— Start —

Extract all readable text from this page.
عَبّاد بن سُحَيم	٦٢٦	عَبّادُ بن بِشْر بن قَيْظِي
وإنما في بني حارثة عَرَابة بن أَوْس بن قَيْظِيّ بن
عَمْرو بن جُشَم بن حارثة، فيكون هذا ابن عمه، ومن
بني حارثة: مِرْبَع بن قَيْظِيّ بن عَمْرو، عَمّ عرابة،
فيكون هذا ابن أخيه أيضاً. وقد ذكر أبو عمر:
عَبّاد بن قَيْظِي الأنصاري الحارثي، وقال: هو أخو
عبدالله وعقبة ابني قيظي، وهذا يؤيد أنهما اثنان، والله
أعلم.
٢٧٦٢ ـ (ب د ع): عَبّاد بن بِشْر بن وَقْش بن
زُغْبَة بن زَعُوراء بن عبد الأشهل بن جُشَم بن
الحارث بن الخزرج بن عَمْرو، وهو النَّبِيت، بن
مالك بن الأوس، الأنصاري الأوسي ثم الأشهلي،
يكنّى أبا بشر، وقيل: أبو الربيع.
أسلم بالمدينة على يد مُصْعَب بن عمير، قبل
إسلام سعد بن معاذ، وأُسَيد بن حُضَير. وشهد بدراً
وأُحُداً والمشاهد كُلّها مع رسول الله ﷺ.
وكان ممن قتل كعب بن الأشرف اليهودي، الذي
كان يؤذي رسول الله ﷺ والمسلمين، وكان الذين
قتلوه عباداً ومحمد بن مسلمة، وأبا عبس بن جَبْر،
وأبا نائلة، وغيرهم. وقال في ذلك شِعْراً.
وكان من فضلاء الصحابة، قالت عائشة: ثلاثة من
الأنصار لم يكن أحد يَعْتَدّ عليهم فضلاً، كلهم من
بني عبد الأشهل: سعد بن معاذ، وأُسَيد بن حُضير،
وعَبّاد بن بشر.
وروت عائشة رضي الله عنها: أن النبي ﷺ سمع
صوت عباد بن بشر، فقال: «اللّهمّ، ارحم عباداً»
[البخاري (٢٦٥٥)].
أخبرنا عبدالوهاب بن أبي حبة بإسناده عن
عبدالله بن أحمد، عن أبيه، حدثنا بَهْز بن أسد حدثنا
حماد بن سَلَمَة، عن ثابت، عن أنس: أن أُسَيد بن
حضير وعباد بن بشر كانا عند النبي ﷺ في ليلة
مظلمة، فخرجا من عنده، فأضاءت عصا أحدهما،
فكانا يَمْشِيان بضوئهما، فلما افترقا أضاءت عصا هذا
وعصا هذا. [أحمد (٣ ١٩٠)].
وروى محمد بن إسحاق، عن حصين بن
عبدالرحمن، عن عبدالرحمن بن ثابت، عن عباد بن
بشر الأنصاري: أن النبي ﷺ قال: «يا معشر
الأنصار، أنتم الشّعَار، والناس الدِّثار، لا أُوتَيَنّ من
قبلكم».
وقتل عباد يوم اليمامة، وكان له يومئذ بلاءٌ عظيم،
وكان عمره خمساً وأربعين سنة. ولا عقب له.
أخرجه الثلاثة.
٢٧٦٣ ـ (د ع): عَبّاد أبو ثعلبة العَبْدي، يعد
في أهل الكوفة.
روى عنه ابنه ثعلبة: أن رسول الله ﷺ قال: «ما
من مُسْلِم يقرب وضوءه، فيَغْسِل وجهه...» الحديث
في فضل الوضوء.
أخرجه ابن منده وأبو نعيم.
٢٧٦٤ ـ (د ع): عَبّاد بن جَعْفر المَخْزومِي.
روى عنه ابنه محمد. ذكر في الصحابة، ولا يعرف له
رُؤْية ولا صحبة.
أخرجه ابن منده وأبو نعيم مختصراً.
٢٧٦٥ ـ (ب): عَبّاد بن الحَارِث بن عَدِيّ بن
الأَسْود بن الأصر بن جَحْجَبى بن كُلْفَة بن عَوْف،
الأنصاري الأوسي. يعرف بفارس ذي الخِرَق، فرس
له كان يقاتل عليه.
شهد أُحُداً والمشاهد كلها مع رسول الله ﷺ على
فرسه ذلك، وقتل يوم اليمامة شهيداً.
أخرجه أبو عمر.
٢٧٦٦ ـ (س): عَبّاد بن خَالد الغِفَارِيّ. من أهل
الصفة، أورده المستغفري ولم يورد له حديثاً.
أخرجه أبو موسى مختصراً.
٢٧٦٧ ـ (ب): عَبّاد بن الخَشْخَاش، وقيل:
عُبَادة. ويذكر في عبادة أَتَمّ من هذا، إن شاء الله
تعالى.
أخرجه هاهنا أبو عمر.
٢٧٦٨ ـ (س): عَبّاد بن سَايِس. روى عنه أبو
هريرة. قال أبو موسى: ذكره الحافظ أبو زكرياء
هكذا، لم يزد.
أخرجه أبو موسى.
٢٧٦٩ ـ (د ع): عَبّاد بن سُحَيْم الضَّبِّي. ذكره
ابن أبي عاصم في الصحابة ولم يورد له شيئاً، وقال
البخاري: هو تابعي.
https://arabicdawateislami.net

— End —

• What to do:
Where a line in the entries holds "رسول", copy that line.

• Final result:
وأُحُداً والمشاهد كُلّها مع رسول الله ﷺ.
كان يؤذي رسول الله ﷺ والمسلمين، وكان الذين
روى عنه ابنه ثعلبة: أن رسول الله ﷺ قال: «ما
شهد أُحُداً والمشاهد كلها مع رسول الله ﷺ على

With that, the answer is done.